▶ DIRECTIVE:
Your task is to retype each line of the data below exactly.

***

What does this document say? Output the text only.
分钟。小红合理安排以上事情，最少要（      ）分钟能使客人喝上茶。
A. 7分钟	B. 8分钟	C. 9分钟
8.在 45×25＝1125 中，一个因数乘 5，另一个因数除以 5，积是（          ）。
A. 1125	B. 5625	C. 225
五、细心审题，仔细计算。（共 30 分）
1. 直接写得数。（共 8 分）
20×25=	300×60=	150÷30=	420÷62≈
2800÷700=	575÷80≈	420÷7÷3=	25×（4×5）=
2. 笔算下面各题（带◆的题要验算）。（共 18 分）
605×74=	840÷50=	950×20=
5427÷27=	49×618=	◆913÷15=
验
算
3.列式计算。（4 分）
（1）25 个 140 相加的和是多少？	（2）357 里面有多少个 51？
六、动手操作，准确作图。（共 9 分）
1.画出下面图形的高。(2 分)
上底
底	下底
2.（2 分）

***

▶ THE OUTPUT:
What does this document say? Output the text only.
分钟。小红合理安排以上事情，最少要（      ）分钟能使客人喝上茶。
A. 7分钟	B. 8分钟	C. 9分钟
8.在 45×25＝1125 中，一个因数乘 5，另一个因数除以 5，积是（          ）。
A. 1125	B. 5625	C. 225
五、细心审题，仔细计算。（共 30 分）
1. 直接写得数。（共 8 分）
20×25=	300×60=	150÷30=	420÷62≈
2800÷700=	575÷80≈	420÷7÷3=	25×（4×5）=
2. 笔算下面各题（带◆的题要验算）。（共 18 分）
605×74=	840÷50=	950×20=
5427÷27=	49×618=	◆913÷15=
验
算
3.列式计算。（4 分）
（1）25 个 140 相加的和是多少？	（2）357 里面有多少个 51？
六、动手操作，准确作图。（共 9 分）
1.画出下面图形的高。(2 分)
上底
底	下底
2.（2 分）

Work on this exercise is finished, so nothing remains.